Brief 1 —
In the podcast transcript, what name does Speaker 3 use for the Managemental audience?
Brief 2 —
Please pick up the podcast transcript after its last line and keep the conversation going.

Speaker 3 (00:07:06):
It's doing well. Thanks for having me back. I'm a huge fan of what you guys do and always enjoy talking to you. I think we could probably just record most of our phone calls and have some of the beds podcasts out there.
Speaker 2 (00:07:21):
I actually think that's true, though. I don't know. I could get in trouble for some of the shit we talk about. Well,
Speaker 3 (00:07:27):
You do edit them, right?
Speaker 2 (00:07:29):
I do agree with you. Yeah, we do edit them.
Speaker 3 (00:07:31):
Nah, but life's good in la. I'm recently transplanted out here. I don't know how long that will be for, but I don't know when this podcast will air. Got a lot going on with one of our artists. Ice nine Kills at the moment. Record release is October 5th, which is a whole bunch of stuff leading up to it. Labels out here, attorneys out here, agents out here, singers out here, might as well have the manager out here as well. You know what I'm saying? All you guys out there and we call the Managemental audience loyal listener land, so I'm just going to use that. I feel like we've got some overlapping audience. So all of you loyal listeners out there of the URM podcast, just remember, it's all about relationships.
Speaker 2 (00:08:12):
It is though. I got to say something. I mean, it is true. It is all about relationships and I try to tell people that all the time and I take it really seriously, but this idea that you can never burn any bridges at all. There's this idea out there that if you burn a single bridge, you're fucked for life. You know what I'm talking about?
Speaker 3 (00:08:37):
I don't, but I can probably guess and I'm sure I can talk on it. I can pretty much talk on anything you allow me to.

Data extract —

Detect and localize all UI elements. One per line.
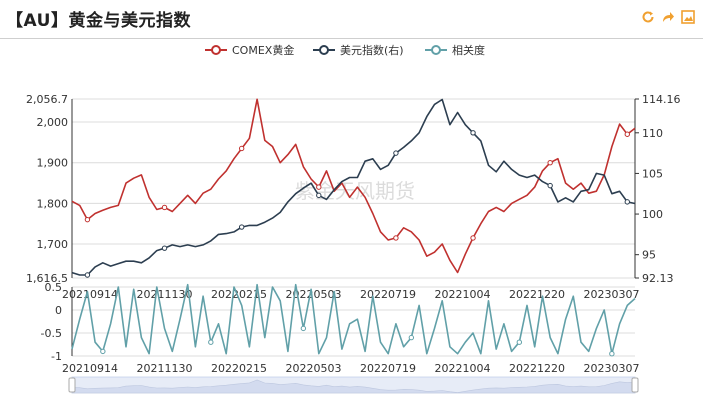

Result 1 —
Loyal listener land.

Result 2 —
Speaker 2 (00:08:44):
Okay, well, I know quite a few people who are very wise actually, who told me that a lot coming up. But the thing is, I think that that's easier said than done. If you're going to go through the world and not be a pushover, at some point you're going to burn some bridges. And I just want people to know that while you should never try to do it, sometimes you will. You can't salvage every single relationship on Earth. It's impossible, and you shouldn't feel like your life is over just because something didn't work out. There's always a path to success if you want one, and you don't need every single relationship you've ever had to be on a positive, a plus rating at all times. It's just not possible. It's a nice thing to say and it's a nice ideal to strive for, but in reality, in this nasty world we live in, it's just not possible. So I just felt like saying that because we are going to talk about the importance of relationships, but I want people to remember that life is not over if you fuck up or some are just not meant to last.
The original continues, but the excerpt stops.